[GIVEN PROBLEM]
Count how many lines of the data contain the string "Output", with case counting. Give only the number.

(Spatial annotation entries)
****
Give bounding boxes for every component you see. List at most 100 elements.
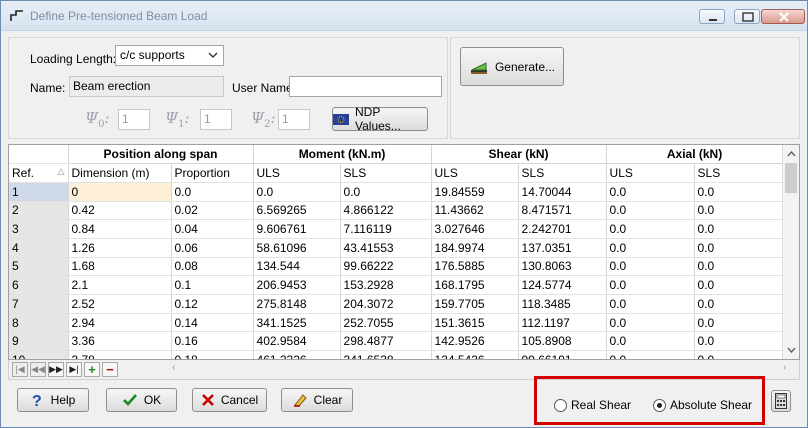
cell-ref[interactable]: 9: [9, 331, 69, 352]
psi2-input[interactable]: 1: [278, 109, 310, 130]
cell-shear-sls[interactable]: 130.8063: [518, 257, 607, 277]
cell-moment-uls[interactable]: 134.544: [253, 257, 341, 277]
cell-shear-sls[interactable]: 118.3485: [518, 294, 607, 314]
scroll-up-icon[interactable]: [783, 146, 800, 162]
cell-moment-uls[interactable]: 275.8148: [253, 294, 341, 314]
real-shear-radio[interactable]: Real Shear: [554, 398, 631, 412]
last-record-icon[interactable]: ▶|: [66, 362, 82, 377]
clear-button[interactable]: Clear: [281, 388, 353, 412]
vertical-scrollbar[interactable]: [782, 145, 799, 359]
header-shear-sls[interactable]: SLS: [518, 163, 607, 183]
header-moment-uls[interactable]: ULS: [253, 163, 341, 183]
ok-button[interactable]: OK: [106, 388, 177, 412]
cell-proportion[interactable]: 0.1: [171, 275, 254, 295]
cell-ref[interactable]: 10: [9, 350, 69, 359]
cell-proportion[interactable]: 0.16: [171, 331, 254, 352]
absolute-shear-radio[interactable]: Absolute Shear: [653, 398, 752, 412]
cell-dimension[interactable]: 2.94: [68, 313, 172, 333]
cell-moment-uls[interactable]: 0.0: [253, 182, 341, 202]
cell-dimension[interactable]: 0: [68, 182, 172, 202]
cell-moment-sls[interactable]: 43.41553: [340, 238, 432, 258]
cell-shear-sls[interactable]: 2.242701: [518, 219, 607, 239]
header-position[interactable]: Position along span: [68, 145, 254, 165]
psi1-input[interactable]: 1: [200, 109, 232, 130]
cell-axial-uls[interactable]: 0.0: [606, 294, 695, 314]
header-moment[interactable]: Moment (kN.m): [253, 145, 432, 165]
cell-moment-uls[interactable]: 206.9453: [253, 275, 341, 295]
scroll-left-icon[interactable]: ‹: [172, 362, 175, 373]
cell-axial-uls[interactable]: 0.0: [606, 350, 695, 359]
cell-axial-uls[interactable]: 0.0: [606, 182, 695, 202]
user-name-input[interactable]: [289, 76, 442, 97]
cell-dimension[interactable]: 0.84: [68, 219, 172, 239]
maximize-button[interactable]: [734, 9, 760, 24]
header-dimension[interactable]: Dimension (m): [68, 163, 172, 183]
calculator-button[interactable]: [771, 390, 791, 412]
cell-shear-sls[interactable]: 112.1197: [518, 313, 607, 333]
cell-axial-sls[interactable]: 0.0: [694, 219, 784, 239]
cell-moment-uls[interactable]: 9.606761: [253, 219, 341, 239]
cell-shear-uls[interactable]: 168.1795: [431, 275, 519, 295]
cell-shear-sls[interactable]: 105.8908: [518, 331, 607, 352]
cell-moment-uls[interactable]: 6.569265: [253, 201, 341, 221]
cell-dimension[interactable]: 1.26: [68, 238, 172, 258]
cell-shear-uls[interactable]: 184.9974: [431, 238, 519, 258]
cell-moment-sls[interactable]: 7.116119: [340, 219, 432, 239]
cell-dimension[interactable]: 3.36: [68, 331, 172, 352]
cell-proportion[interactable]: 0.18: [171, 350, 254, 359]
cell-ref[interactable]: 1: [9, 182, 69, 202]
table-row[interactable]: 4 1.26 0.06 58.61096 43.41553 184.9974 137.035…: [9, 238, 784, 258]
cell-axial-uls[interactable]: 0.0: [606, 201, 695, 221]
cell-proportion[interactable]: 0.02: [171, 201, 254, 221]
cell-shear-uls[interactable]: 11.43662: [431, 201, 519, 221]
loading-length-select[interactable]: c/c supports: [115, 45, 224, 66]
cell-ref[interactable]: 3: [9, 219, 69, 239]
cell-axial-uls[interactable]: 0.0: [606, 238, 695, 258]
cell-ref[interactable]: 4: [9, 238, 69, 258]
cell-axial-sls[interactable]: 0.0: [694, 182, 784, 202]
cell-proportion[interactable]: 0.12: [171, 294, 254, 314]
table-row[interactable]: 10 3.78 0.18 461.2326 341.6538 134.5436 99.661…: [9, 350, 784, 359]
cell-axial-sls[interactable]: 0.0: [694, 331, 784, 352]
cell-shear-uls[interactable]: 159.7705: [431, 294, 519, 314]
cell-proportion[interactable]: 0.06: [171, 238, 254, 258]
psi0-input[interactable]: 1: [118, 109, 150, 130]
cell-axial-uls[interactable]: 0.0: [606, 257, 695, 277]
header-shear-uls[interactable]: ULS: [431, 163, 519, 183]
cell-moment-sls[interactable]: 99.66222: [340, 257, 432, 277]
cell-moment-uls[interactable]: 461.2326: [253, 350, 341, 359]
cell-axial-sls[interactable]: 0.0: [694, 257, 784, 277]
cell-shear-uls[interactable]: 151.3615: [431, 313, 519, 333]
add-row-icon[interactable]: +: [84, 362, 100, 377]
header-shear[interactable]: Shear (kN): [431, 145, 607, 165]
scrollbar-thumb[interactable]: [785, 163, 797, 193]
header-proportion[interactable]: Proportion: [171, 163, 254, 183]
cell-axial-uls[interactable]: 0.0: [606, 219, 695, 239]
prior-record-icon[interactable]: ◀◀: [30, 362, 46, 377]
cell-shear-sls[interactable]: 99.66191: [518, 350, 607, 359]
cell-proportion[interactable]: 0.14: [171, 313, 254, 333]
help-button[interactable]: ? Help: [17, 388, 89, 412]
cell-shear-uls[interactable]: 134.5436: [431, 350, 519, 359]
table-row[interactable]: 7 2.52 0.12 275.8148 204.3072 159.7705 118.348…: [9, 294, 784, 314]
cell-moment-sls[interactable]: 298.4877: [340, 331, 432, 352]
cell-moment-sls[interactable]: 0.0: [340, 182, 432, 202]
cell-moment-sls[interactable]: 153.2928: [340, 275, 432, 295]
cell-moment-uls[interactable]: 341.1525: [253, 313, 341, 333]
cell-ref[interactable]: 7: [9, 294, 69, 314]
cell-ref[interactable]: 2: [9, 201, 69, 221]
cell-dimension[interactable]: 0.42: [68, 201, 172, 221]
cell-moment-sls[interactable]: 341.6538: [340, 350, 432, 359]
cell-axial-sls[interactable]: 0.0: [694, 238, 784, 258]
delete-row-icon[interactable]: −: [102, 362, 118, 377]
first-record-icon[interactable]: |◀: [12, 362, 28, 377]
cell-shear-sls[interactable]: 124.5774: [518, 275, 607, 295]
cell-proportion[interactable]: 0.08: [171, 257, 254, 277]
cell-moment-uls[interactable]: 402.9584: [253, 331, 341, 352]
cell-axial-sls[interactable]: 0.0: [694, 294, 784, 314]
table-row[interactable]: 5 1.68 0.08 134.544 99.66222 176.5885 130.8063…: [9, 257, 784, 277]
cell-moment-sls[interactable]: 252.7055: [340, 313, 432, 333]
cell-dimension[interactable]: 2.1: [68, 275, 172, 295]
table-row[interactable]: 1 0 0.0 0.0 0.0 19.84559 14.70044 0.0 0.0: [9, 182, 784, 202]
header-axial-uls[interactable]: ULS: [606, 163, 695, 183]
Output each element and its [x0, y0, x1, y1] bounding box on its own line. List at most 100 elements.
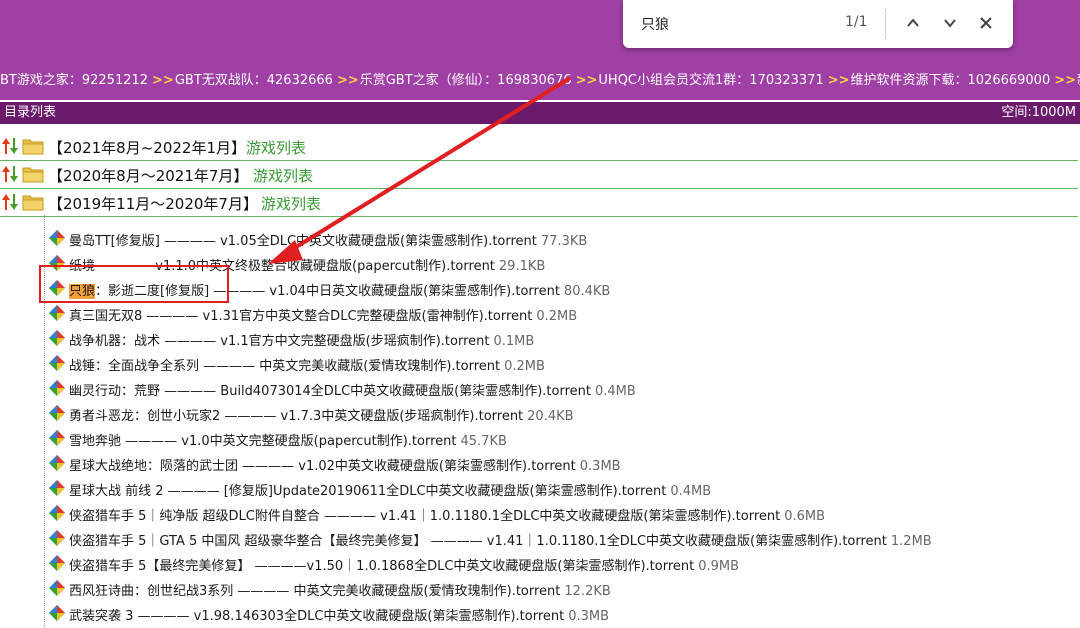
- file-name[interactable]: 勇者斗恶龙：创世小玩家2: [69, 409, 220, 424]
- file-detail[interactable]: ———— v1.41｜1.0.1180.1全DLC中英文收藏硬盘版(第柒霊感制作…: [427, 534, 887, 549]
- file-detail[interactable]: ———— v1.7.3中英文硬盘版(步瑶疯制作).torrent: [220, 409, 523, 424]
- torrent-gem-icon: [49, 430, 65, 446]
- folder-icon: [22, 167, 44, 183]
- file-size: 20.4KB: [527, 409, 574, 424]
- find-next-button[interactable]: [937, 10, 963, 36]
- file-size: 0.4MB: [594, 384, 636, 399]
- sort-toggle[interactable]: [2, 193, 18, 215]
- file-detail[interactable]: ———— [修复版]Update20190611全DLC中英文收藏硬盘版(第柒霊…: [164, 484, 667, 499]
- file-name[interactable]: 西风狂诗曲：创世纪战3系列: [69, 584, 233, 599]
- file-detail[interactable]: ———— v1.04中日英文收藏硬盘版(第柒霊感制作).torrent: [209, 284, 560, 299]
- folder-row[interactable]: 【2020年8月～2021年7月】 游戏列表: [0, 160, 1078, 189]
- file-name[interactable]: 真三国无双8: [69, 309, 142, 324]
- torrent-gem-icon: [49, 505, 65, 521]
- file-detail[interactable]: ————v1.50｜1.0.1868全DLC中英文收藏硬盘版(第柒霊感制作).t…: [250, 559, 695, 574]
- torrent-gem-icon: [49, 480, 65, 496]
- chevron-down-icon: [944, 19, 956, 28]
- file-detail[interactable]: ———— v1.31官方中英文整合DLC完整硬盘版(雷神制作).torrent: [142, 309, 532, 324]
- torrent-gem-icon: [49, 355, 65, 371]
- sort-arrows-icon: [2, 194, 18, 210]
- file-size: 80.4KB: [563, 284, 611, 299]
- sort-toggle[interactable]: [2, 137, 18, 159]
- file-detail[interactable]: ———— v1.1官方中文完整硬盘版(步瑶疯制作).torrent: [160, 334, 489, 349]
- file-size: 12.2KB: [564, 584, 611, 599]
- folder-icon-wrap: [22, 193, 44, 215]
- file-name[interactable]: 雪地奔驰: [69, 434, 121, 449]
- file-detail[interactable]: ———— 中英文完美收藏硬盘版(爱情玫瑰制作).torrent: [233, 584, 560, 599]
- file-size: 0.9MB: [698, 559, 740, 574]
- file-size: 0.2MB: [504, 359, 545, 374]
- torrent-gem-icon: [49, 405, 65, 421]
- file-size: 0.4MB: [670, 484, 712, 499]
- folder-row[interactable]: 【2021年8月~2022年1月】 游戏列表: [0, 132, 1078, 161]
- file-name[interactable]: 曼岛TT[修复版]: [69, 234, 160, 249]
- folder-name[interactable]: 【2020年8月～2021年7月】: [48, 165, 248, 186]
- file-size: 0.2MB: [536, 309, 578, 324]
- file-detail[interactable]: ———— 中英文完美收藏版(爱情玫瑰制作).torrent: [199, 359, 500, 374]
- directory-header: 目录列表 空间:1000M: [0, 102, 1080, 124]
- folder-icon: [22, 139, 44, 155]
- torrent-gem-icon: [49, 605, 65, 621]
- folder-icon: [22, 195, 44, 211]
- marquee-item[interactable]: 乐赏GBT之家（修仙）：169830676: [360, 70, 572, 92]
- folder-row[interactable]: 【2019年11月～2020年7月】 游戏列表: [0, 188, 1078, 217]
- sort-arrows-icon: [2, 166, 18, 182]
- find-bar: 只狼 1/1: [623, 0, 1013, 48]
- marquee-item[interactable]: 维护软件资源下载：1026669000: [851, 70, 1051, 92]
- torrent-gem-icon: [49, 555, 65, 571]
- torrent-gem-icon: [49, 305, 65, 321]
- sort-toggle[interactable]: [2, 165, 18, 187]
- find-divider: [885, 9, 886, 39]
- marquee-item[interactable]: GBT无双战队：42632666: [175, 70, 333, 92]
- file-detail[interactable]: ———— v1.41｜1.0.1180.1全DLC中英文收藏硬盘版(第柒霊感制作…: [320, 509, 780, 524]
- marquee-item[interactable]: UHQC小组会员交流1群：170323371: [598, 70, 823, 92]
- torrent-gem-icon: [49, 455, 65, 471]
- find-query[interactable]: 只狼: [641, 14, 669, 34]
- file-name[interactable]: 武装突袭 3: [69, 609, 133, 624]
- torrent-gem-icon: [49, 530, 65, 546]
- marquee-bar: BT游戏之家：92251212 >>GBT无双战队：42632666 >>乐赏GBT…: [0, 70, 1080, 92]
- folder-name[interactable]: 【2019年11月～2020年7月】: [48, 193, 258, 214]
- folder-list-link[interactable]: 游戏列表: [261, 193, 321, 214]
- marquee-separator: >>: [827, 73, 850, 88]
- torrent-gem-icon: [49, 580, 65, 596]
- folder-list-link[interactable]: 游戏列表: [246, 137, 306, 158]
- marquee-item[interactable]: BT游戏之家：92251212: [0, 70, 148, 92]
- file-detail[interactable]: ———— v1.05全DLC中英文收藏硬盘版(第柒霊感制作).torrent: [160, 234, 537, 249]
- folder-icon-wrap: [22, 137, 44, 159]
- file-name[interactable]: 侠盗猎车手 5【最终完美修复】: [69, 559, 250, 574]
- file-name[interactable]: 星球大战 前线 2: [69, 484, 164, 499]
- file-detail[interactable]: ———— v1.02中英文收藏硬盘版(第柒霊感制作).torrent: [238, 459, 576, 474]
- file-name[interactable]: 战锤：全面战争全系列: [69, 359, 199, 374]
- file-name[interactable]: 侠盗猎车手 5｜GTA 5 中国风 超级豪华整合【最终完美修复】: [69, 534, 427, 549]
- file-name[interactable]: 战争机器：战术: [69, 334, 160, 349]
- torrent-gem-icon: [49, 230, 65, 246]
- close-icon: [980, 17, 992, 29]
- marquee-separator: >>: [336, 73, 359, 88]
- find-prev-button[interactable]: [900, 10, 926, 36]
- file-detail[interactable]: ———— Build4073014全DLC中英文收藏硬盘版(第柒霊感制作).to…: [160, 384, 591, 399]
- sort-arrows-icon: [2, 138, 18, 154]
- directory-title: 目录列表: [4, 105, 57, 120]
- highlight-box: [39, 265, 229, 303]
- torrent-gem-icon: [49, 380, 65, 396]
- file-size: 1.2MB: [890, 534, 932, 549]
- file-name[interactable]: 侠盗猎车手 5｜纯净版 超级DLC附件自整合: [69, 509, 320, 524]
- chevron-up-icon: [907, 18, 919, 27]
- file-size: 0.1MB: [493, 334, 535, 349]
- marquee-separator: >>: [575, 73, 598, 88]
- file-size: 45.7KB: [460, 434, 507, 449]
- find-count: 1/1: [845, 14, 868, 30]
- file-detail[interactable]: ———— v1.0中英文完整硬盘版(papercut制作).torrent: [121, 434, 456, 449]
- folder-name[interactable]: 【2021年8月~2022年1月】: [48, 137, 246, 158]
- find-close-button[interactable]: [973, 10, 999, 36]
- file-size: 0.3MB: [568, 609, 610, 624]
- space-info: 空间:1000M: [1001, 105, 1076, 120]
- folder-icon-wrap: [22, 165, 44, 187]
- file-name[interactable]: 星球大战绝地：陨落的武士团: [69, 459, 238, 474]
- marquee-separator: >>: [152, 73, 174, 88]
- file-name[interactable]: 幽灵行动：荒野: [69, 384, 160, 399]
- folder-list-link[interactable]: 游戏列表: [253, 165, 313, 186]
- file-detail[interactable]: ———— v1.98.146303全DLC中英文收藏硬盘版(第柒霊感制作).to…: [133, 609, 565, 624]
- torrent-gem-icon: [49, 330, 65, 346]
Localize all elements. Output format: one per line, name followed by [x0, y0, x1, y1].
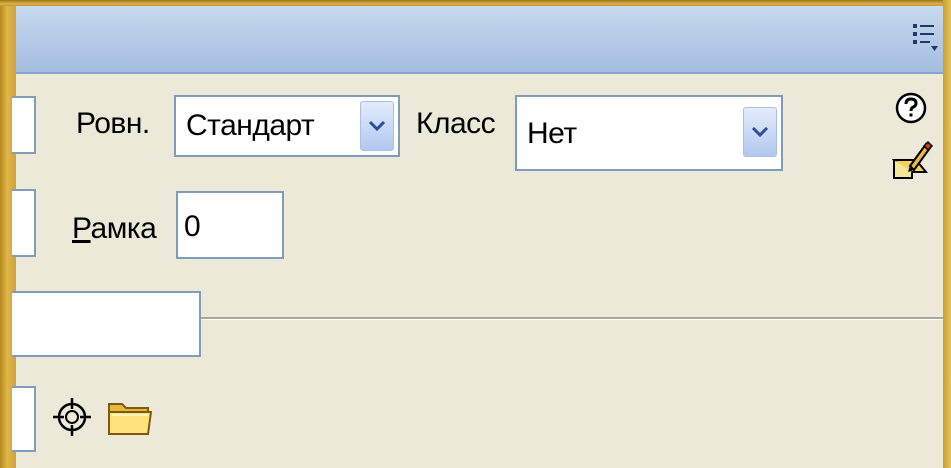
align-dropdown-button[interactable] [360, 101, 394, 151]
src-field[interactable] [12, 386, 36, 452]
panel-title-bar [16, 6, 943, 74]
width-field[interactable] [12, 96, 36, 154]
align-select-value: Стандарт [186, 109, 315, 142]
border-field-value: 0 [184, 210, 201, 243]
border-field[interactable]: 0 [176, 191, 284, 259]
border-label-accelerator: Р [72, 212, 91, 245]
link-field[interactable] [12, 291, 201, 357]
align-select[interactable]: Стандарт [174, 95, 400, 157]
edit-icon[interactable] [890, 138, 934, 187]
class-select-value: Нет [527, 117, 577, 150]
options-menu-icon[interactable] [911, 20, 939, 54]
point-to-file-icon[interactable] [52, 395, 92, 444]
border-label-text: амка [90, 212, 157, 245]
slide-frame-right [943, 0, 951, 468]
property-inspector-panel: Ровн. Стандарт Класс Нет Рамка 0 [12, 6, 943, 468]
class-label: Класс [416, 107, 496, 140]
section-divider [201, 317, 943, 320]
class-select[interactable]: Нет [515, 95, 783, 171]
border-label: Рамка [72, 212, 157, 246]
help-icon[interactable] [894, 90, 928, 131]
chevron-down-icon [751, 126, 769, 138]
align-label: Ровн. [76, 107, 150, 140]
class-dropdown-button[interactable] [743, 107, 777, 157]
height-field[interactable] [12, 189, 36, 257]
folder-icon[interactable] [106, 394, 154, 445]
chevron-down-icon [368, 120, 386, 132]
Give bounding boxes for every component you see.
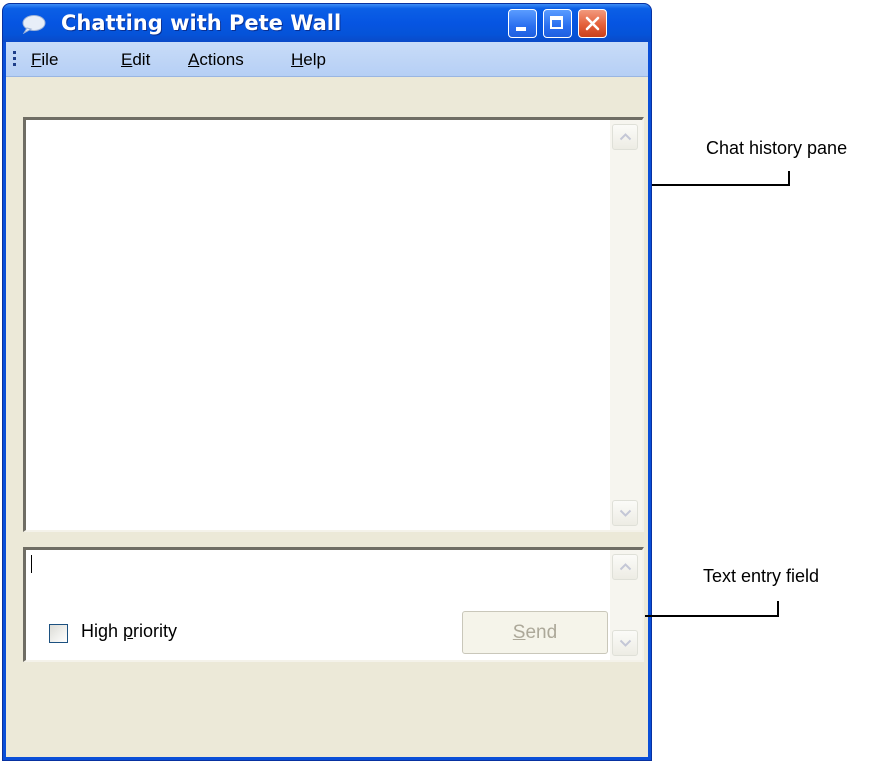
****
[PROBLEM SOLUTION]
2